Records
# # # #

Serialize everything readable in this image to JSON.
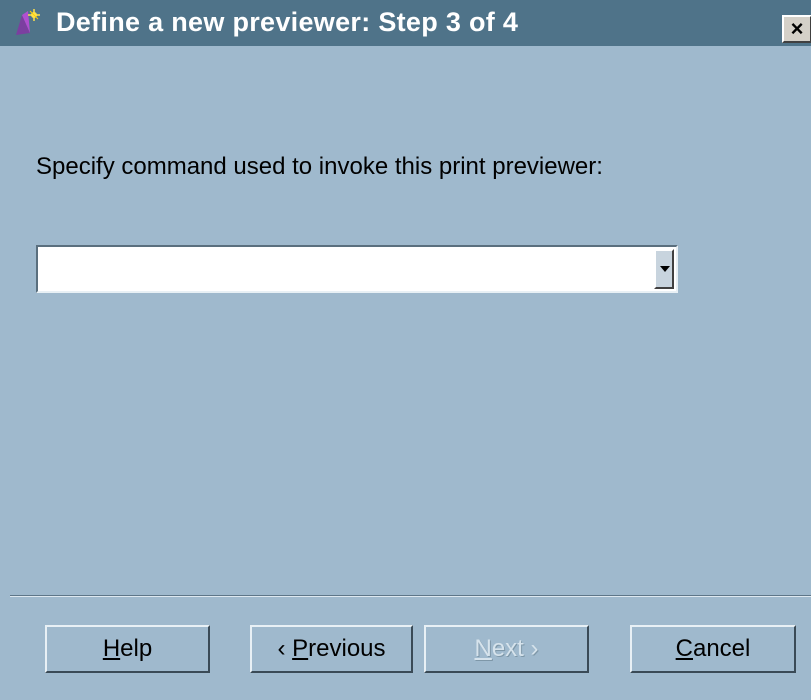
{
  "window": {
    "title": "Define a new previewer: Step 3 of 4",
    "close_label": "×"
  },
  "prompt": "Specify command used to invoke this print previewer:",
  "command_combo": {
    "value": ""
  },
  "buttons": {
    "help": {
      "mnemonic": "H",
      "rest": "elp"
    },
    "previous": {
      "arrow": "‹",
      "mnemonic": "P",
      "rest": "revious"
    },
    "next": {
      "mnemonic": "N",
      "rest": "ext",
      "arrow": "›"
    },
    "cancel": {
      "mnemonic": "C",
      "rest": "ancel"
    }
  },
  "colors": {
    "background": "#9fb9cd",
    "titlebar": "#4f7389"
  },
  "icons": {
    "title": "wizard-icon",
    "combo": "dropdown-arrow-icon"
  }
}
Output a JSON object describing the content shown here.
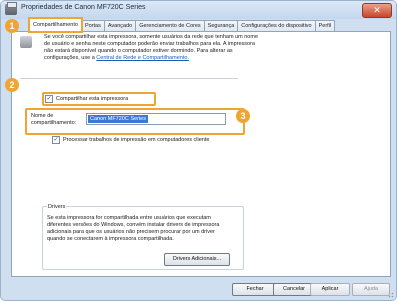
{
  "window": {
    "title": "Propriedades de Canon MF720C Series",
    "close_label": "✕"
  },
  "tabs": [
    {
      "label": "Compartilhamento"
    },
    {
      "label": "Portas"
    },
    {
      "label": "Avançado"
    },
    {
      "label": "Gerenciamento de Cores"
    },
    {
      "label": "Segurança"
    },
    {
      "label": "Configurações do dispositivo"
    },
    {
      "label": "Perfil"
    }
  ],
  "share": {
    "info_text": "Se você compartilhar esta impressora, somente usuários da rede que tenham um nome de usuário e senha neste computador poderão enviar trabalhos para ela. A impressora não estará disponível quando o computador estiver dormindo. Para alterar as configurações, use a",
    "info_link": "Central de Rede e Compartilhamento.",
    "share_label": "Compartilhar esta impressora",
    "share_checked": true,
    "name_label": "Nome de compartilhamento:",
    "name_value": "Canon MF720C Series",
    "render_label": "Processar trabalhos de impressão em computadores cliente",
    "render_checked": true
  },
  "drivers": {
    "title": "Drivers",
    "text": "Se esta impressora for compartilhada entre usuários que executam diferentes versões do Windows, convém instalar drivers de impressora adicionais para que os usuários não precisem procurar por um driver quando se conectarem à impressora compartilhada.",
    "button_label": "Drivers Adicionais..."
  },
  "buttons": {
    "close": "Fechar",
    "cancel": "Cancelar",
    "apply": "Aplicar",
    "help": "Ajuda"
  },
  "badges": {
    "one": "1",
    "two": "2",
    "three": "3"
  },
  "colors": {
    "highlight": "#f0a431",
    "selection": "#3c79d4",
    "link": "#1b5fb5"
  }
}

# # # #

**EXERCISE OBJECTIVE**
Without the pictures, return the entries exactly as they appear.

**CORRECT RESPONSE**
Serialize everything readable in this image to JSON.
{
  "window": {
    "title": "Define a new previewer: Step 3 of 4",
    "close_label": "×"
  },
  "prompt": "Specify command used to invoke this print previewer:",
  "command_combo": {
    "value": ""
  },
  "buttons": {
    "help": {
      "mnemonic": "H",
      "rest": "elp"
    },
    "previous": {
      "arrow": "‹",
      "mnemonic": "P",
      "rest": "revious"
    },
    "next": {
      "mnemonic": "N",
      "rest": "ext",
      "arrow": "›"
    },
    "cancel": {
      "mnemonic": "C",
      "rest": "ancel"
    }
  },
  "colors": {
    "background": "#9fb9cd",
    "titlebar": "#4f7389"
  },
  "icons": {
    "title": "wizard-icon",
    "combo": "dropdown-arrow-icon"
  }
}
Output a JSON object describing the content shown here.
{
  "window": {
    "title": "Propriedades de Canon MF720C Series",
    "close_label": "✕"
  },
  "tabs": [
    {
      "label": "Compartilhamento"
    },
    {
      "label": "Portas"
    },
    {
      "label": "Avançado"
    },
    {
      "label": "Gerenciamento de Cores"
    },
    {
      "label": "Segurança"
    },
    {
      "label": "Configurações do dispositivo"
    },
    {
      "label": "Perfil"
    }
  ],
  "share": {
    "info_text": "Se você compartilhar esta impressora, somente usuários da rede que tenham um nome de usuário e senha neste computador poderão enviar trabalhos para ela. A impressora não estará disponível quando o computador estiver dormindo. Para alterar as configurações, use a",
    "info_link": "Central de Rede e Compartilhamento.",
    "share_label": "Compartilhar esta impressora",
    "share_checked": true,
    "name_label": "Nome de compartilhamento:",
    "name_value": "Canon MF720C Series",
    "render_label": "Processar trabalhos de impressão em computadores cliente",
    "render_checked": true
  },
  "drivers": {
    "title": "Drivers",
    "text": "Se esta impressora for compartilhada entre usuários que executam diferentes versões do Windows, convém instalar drivers de impressora adicionais para que os usuários não precisem procurar por um driver quando se conectarem à impressora compartilhada.",
    "button_label": "Drivers Adicionais..."
  },
  "buttons": {
    "close": "Fechar",
    "cancel": "Cancelar",
    "apply": "Aplicar",
    "help": "Ajuda"
  },
  "badges": {
    "one": "1",
    "two": "2",
    "three": "3"
  },
  "colors": {
    "highlight": "#f0a431",
    "selection": "#3c79d4",
    "link": "#1b5fb5"
  }
}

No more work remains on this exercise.